Copy, from the entries below, each line in which the string "this" appears.

++++++++++

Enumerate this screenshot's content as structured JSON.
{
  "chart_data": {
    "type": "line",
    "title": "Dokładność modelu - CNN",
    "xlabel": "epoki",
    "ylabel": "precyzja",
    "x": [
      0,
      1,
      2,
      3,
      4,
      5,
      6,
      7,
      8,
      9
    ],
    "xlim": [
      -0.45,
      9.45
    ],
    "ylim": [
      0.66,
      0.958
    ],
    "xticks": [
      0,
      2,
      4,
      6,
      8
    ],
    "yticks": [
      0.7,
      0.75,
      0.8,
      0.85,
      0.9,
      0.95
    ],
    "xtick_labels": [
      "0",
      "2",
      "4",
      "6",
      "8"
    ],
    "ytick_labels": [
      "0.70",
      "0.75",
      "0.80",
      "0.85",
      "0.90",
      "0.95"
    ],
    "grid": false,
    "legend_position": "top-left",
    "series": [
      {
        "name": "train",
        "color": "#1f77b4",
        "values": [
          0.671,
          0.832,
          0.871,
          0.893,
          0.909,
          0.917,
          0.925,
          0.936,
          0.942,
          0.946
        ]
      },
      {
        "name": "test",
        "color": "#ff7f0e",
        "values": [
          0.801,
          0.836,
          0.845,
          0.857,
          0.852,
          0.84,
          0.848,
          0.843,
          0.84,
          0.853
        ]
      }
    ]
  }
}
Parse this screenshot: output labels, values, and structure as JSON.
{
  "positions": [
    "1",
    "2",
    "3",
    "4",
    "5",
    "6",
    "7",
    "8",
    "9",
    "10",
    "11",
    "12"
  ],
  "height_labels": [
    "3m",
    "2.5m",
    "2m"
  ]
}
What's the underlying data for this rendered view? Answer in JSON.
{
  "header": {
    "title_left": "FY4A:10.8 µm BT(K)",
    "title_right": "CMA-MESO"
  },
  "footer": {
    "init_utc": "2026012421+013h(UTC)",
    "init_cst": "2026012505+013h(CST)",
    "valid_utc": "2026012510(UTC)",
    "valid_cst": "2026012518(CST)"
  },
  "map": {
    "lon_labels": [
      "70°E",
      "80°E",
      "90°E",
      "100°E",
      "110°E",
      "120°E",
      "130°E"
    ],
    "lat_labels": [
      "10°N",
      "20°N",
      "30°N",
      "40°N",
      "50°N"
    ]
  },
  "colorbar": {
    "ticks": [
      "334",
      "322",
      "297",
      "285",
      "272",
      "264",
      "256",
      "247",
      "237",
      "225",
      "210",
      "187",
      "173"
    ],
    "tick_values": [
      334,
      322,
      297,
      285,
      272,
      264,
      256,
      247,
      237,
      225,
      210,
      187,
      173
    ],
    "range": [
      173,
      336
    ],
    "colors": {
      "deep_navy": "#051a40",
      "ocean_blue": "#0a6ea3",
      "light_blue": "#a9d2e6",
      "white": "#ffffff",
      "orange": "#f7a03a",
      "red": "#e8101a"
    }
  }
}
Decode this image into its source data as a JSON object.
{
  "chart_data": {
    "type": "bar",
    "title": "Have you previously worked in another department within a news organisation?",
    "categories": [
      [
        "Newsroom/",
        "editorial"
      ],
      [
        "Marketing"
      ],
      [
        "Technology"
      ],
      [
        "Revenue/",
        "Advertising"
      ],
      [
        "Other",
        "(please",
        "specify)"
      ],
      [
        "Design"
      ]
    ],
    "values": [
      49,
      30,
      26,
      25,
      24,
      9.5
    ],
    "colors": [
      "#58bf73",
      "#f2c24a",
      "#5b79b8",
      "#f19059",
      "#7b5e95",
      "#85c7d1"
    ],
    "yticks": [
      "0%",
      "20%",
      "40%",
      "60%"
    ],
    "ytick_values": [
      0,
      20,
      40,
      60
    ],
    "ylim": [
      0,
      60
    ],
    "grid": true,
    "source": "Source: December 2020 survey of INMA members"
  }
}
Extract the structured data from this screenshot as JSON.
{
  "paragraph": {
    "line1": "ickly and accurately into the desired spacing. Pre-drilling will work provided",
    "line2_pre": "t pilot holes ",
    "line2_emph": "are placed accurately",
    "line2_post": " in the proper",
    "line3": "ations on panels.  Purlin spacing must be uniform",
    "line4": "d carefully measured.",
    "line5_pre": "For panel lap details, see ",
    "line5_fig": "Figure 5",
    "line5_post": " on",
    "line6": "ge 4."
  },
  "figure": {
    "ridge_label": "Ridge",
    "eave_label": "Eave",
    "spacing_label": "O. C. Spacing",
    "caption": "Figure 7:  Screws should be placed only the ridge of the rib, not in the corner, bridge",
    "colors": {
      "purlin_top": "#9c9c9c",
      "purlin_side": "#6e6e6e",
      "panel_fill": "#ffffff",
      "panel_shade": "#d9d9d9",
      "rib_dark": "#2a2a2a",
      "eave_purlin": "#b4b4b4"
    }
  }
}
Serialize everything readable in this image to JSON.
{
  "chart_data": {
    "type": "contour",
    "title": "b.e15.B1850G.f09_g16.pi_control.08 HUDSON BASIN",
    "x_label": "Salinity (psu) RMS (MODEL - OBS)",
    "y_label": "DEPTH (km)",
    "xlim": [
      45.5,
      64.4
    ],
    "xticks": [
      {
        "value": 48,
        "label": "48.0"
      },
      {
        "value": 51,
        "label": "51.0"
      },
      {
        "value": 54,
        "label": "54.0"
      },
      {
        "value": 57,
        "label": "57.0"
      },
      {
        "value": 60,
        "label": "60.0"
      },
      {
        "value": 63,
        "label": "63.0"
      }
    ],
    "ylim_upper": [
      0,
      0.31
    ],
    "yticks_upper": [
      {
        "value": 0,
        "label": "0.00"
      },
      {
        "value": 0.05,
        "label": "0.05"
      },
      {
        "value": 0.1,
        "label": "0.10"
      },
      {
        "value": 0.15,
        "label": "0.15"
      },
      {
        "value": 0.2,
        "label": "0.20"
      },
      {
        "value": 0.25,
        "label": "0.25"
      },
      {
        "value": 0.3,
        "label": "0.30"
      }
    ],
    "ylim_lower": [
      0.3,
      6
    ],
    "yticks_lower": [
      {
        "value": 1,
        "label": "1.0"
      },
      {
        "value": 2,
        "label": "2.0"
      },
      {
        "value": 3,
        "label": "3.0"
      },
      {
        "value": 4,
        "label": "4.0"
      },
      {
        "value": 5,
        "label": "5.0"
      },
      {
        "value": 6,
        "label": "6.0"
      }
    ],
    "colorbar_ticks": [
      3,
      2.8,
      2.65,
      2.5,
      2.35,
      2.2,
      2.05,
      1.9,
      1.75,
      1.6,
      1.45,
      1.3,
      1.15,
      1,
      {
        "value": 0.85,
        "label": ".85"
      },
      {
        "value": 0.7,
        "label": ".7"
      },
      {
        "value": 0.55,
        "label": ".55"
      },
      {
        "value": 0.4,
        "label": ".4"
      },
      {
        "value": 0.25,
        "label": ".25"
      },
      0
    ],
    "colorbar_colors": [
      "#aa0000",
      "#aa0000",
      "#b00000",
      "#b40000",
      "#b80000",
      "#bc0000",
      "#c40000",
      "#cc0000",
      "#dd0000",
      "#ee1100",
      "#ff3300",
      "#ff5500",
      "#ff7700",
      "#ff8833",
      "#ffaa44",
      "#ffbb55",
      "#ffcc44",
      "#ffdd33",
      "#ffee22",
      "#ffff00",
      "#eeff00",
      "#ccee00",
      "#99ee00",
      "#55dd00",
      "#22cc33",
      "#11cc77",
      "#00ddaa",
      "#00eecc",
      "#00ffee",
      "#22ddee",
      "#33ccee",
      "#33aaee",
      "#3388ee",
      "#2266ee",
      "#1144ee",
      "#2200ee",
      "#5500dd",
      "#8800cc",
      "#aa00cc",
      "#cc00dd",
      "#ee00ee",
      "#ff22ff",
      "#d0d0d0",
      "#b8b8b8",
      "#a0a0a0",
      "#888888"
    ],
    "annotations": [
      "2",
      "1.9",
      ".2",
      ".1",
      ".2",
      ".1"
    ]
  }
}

++++++++++

**Complete response:**
Enumerate this screenshot's content as structured JSON.
Parse this screenshot: output labels, values, and structure as JSON.
What's the underlying data for this rendered view? Answer in JSON.
Decode this image into its source data as a JSON object.
Extract the structured data from this screenshot as JSON.
Serialize everything readable in this image to JSON.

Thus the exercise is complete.